> _Directions_:
Give nothing except the number of lines containing the word "forecast".

> _Records supplied_:
begin
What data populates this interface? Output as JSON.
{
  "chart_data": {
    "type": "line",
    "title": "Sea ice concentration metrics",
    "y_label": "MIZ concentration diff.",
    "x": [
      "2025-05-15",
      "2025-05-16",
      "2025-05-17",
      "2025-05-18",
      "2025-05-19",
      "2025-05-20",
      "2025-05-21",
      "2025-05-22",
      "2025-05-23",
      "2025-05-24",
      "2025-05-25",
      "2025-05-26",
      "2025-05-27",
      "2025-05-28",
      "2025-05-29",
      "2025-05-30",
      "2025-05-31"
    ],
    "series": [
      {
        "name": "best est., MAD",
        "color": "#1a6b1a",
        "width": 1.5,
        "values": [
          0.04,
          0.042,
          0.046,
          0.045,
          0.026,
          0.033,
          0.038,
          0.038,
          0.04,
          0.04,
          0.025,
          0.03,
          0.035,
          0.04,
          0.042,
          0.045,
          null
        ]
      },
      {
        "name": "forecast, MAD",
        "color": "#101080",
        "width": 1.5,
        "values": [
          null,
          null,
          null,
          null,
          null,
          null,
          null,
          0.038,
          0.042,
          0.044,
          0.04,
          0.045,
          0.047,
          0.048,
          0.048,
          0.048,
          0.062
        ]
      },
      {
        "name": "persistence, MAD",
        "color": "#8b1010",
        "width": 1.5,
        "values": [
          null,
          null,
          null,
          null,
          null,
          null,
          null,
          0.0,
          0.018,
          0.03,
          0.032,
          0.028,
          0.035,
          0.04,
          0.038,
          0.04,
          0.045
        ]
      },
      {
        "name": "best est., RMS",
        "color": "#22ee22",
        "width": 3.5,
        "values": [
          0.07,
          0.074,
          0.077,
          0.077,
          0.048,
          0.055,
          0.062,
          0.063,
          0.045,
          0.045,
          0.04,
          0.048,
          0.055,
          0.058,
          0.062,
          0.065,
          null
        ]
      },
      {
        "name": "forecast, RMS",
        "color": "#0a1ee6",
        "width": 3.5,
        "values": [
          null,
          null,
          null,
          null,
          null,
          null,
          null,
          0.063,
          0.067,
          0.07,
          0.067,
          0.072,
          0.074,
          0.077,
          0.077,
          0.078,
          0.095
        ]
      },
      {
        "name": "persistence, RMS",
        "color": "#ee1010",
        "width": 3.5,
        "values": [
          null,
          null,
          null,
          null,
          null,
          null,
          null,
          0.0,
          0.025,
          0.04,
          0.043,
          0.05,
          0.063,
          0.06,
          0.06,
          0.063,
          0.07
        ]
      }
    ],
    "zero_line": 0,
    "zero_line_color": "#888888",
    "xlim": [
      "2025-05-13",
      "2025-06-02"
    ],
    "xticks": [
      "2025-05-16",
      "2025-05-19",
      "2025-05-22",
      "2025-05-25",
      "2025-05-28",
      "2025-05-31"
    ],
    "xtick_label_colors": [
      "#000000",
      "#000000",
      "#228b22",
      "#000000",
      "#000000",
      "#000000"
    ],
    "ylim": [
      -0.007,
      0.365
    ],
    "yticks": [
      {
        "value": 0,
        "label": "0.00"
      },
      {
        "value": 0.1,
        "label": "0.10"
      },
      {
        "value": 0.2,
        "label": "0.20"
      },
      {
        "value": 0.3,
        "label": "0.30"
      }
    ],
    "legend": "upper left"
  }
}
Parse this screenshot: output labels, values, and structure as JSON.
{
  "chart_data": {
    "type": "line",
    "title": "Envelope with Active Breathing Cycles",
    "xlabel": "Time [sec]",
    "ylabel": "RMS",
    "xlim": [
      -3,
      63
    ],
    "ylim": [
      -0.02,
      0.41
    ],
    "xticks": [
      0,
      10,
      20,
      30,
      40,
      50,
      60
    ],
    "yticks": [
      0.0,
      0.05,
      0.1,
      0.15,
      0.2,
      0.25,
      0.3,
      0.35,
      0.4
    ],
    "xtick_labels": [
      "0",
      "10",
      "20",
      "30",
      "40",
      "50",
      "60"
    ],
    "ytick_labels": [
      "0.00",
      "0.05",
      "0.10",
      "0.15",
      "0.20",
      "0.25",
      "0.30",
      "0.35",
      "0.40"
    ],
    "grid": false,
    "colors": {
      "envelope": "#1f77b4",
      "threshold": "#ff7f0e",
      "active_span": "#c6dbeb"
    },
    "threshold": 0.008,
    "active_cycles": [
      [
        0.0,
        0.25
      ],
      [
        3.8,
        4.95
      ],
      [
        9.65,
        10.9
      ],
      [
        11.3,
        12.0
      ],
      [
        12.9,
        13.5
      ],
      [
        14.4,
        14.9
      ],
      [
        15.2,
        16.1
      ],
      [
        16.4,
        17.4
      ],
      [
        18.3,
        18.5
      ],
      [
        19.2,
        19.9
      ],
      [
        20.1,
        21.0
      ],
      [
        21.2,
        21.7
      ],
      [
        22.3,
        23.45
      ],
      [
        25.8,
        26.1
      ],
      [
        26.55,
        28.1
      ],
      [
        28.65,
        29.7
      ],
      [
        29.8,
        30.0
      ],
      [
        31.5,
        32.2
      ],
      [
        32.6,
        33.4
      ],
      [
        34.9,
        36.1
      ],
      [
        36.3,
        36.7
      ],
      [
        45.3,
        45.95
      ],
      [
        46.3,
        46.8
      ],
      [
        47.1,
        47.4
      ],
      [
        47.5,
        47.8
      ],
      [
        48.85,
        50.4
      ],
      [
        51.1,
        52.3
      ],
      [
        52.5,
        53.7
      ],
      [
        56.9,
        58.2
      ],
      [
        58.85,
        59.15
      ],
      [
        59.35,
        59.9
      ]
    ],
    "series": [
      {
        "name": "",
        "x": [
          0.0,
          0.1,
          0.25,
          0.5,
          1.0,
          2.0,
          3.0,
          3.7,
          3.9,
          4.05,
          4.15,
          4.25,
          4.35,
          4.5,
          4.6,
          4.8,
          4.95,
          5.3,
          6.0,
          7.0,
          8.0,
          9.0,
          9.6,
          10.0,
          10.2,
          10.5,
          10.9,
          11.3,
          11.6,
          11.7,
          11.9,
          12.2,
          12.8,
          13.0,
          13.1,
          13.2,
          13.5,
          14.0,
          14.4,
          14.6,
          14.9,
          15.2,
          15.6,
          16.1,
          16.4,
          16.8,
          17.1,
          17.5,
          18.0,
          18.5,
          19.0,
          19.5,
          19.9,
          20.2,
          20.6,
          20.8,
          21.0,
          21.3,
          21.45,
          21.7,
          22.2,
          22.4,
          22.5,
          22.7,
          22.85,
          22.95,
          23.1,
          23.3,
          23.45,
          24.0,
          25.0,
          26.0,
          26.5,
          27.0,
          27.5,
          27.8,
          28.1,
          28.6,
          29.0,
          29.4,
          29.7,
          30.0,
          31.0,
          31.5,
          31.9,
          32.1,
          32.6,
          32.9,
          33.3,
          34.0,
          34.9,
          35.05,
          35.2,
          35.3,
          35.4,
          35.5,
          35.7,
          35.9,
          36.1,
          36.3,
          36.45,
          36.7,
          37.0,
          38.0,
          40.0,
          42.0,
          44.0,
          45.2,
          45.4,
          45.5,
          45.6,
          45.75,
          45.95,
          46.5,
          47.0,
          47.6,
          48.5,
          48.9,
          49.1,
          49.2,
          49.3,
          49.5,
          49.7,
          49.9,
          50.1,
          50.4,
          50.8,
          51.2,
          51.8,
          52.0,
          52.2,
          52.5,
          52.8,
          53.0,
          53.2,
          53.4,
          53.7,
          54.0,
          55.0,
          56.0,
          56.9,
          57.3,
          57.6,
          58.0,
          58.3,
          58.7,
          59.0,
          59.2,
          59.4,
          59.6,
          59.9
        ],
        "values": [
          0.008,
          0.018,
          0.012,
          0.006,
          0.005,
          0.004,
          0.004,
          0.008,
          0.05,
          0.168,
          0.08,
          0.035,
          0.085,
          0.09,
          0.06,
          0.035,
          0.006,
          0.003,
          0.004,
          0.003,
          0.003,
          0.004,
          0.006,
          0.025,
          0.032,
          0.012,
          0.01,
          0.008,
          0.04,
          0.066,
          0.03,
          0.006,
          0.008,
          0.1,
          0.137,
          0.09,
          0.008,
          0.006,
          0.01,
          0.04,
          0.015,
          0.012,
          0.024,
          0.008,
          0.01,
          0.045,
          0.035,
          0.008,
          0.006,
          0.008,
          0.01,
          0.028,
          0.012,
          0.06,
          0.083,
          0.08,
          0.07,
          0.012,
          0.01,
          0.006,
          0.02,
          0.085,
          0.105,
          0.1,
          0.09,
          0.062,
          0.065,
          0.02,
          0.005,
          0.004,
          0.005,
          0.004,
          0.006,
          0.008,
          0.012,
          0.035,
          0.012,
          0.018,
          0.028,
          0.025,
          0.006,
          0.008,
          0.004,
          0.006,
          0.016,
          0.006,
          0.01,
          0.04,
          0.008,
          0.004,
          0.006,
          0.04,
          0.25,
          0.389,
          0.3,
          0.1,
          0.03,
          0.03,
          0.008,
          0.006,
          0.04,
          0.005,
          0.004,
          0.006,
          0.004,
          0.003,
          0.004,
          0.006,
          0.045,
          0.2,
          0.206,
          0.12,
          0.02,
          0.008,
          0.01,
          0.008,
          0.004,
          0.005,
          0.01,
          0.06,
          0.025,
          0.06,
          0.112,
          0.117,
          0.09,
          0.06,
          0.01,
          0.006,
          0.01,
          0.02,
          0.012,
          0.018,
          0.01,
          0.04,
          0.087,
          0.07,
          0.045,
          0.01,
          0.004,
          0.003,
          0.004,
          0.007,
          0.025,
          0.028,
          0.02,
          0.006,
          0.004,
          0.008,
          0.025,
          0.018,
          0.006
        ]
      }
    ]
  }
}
end
> _Correct output_:
2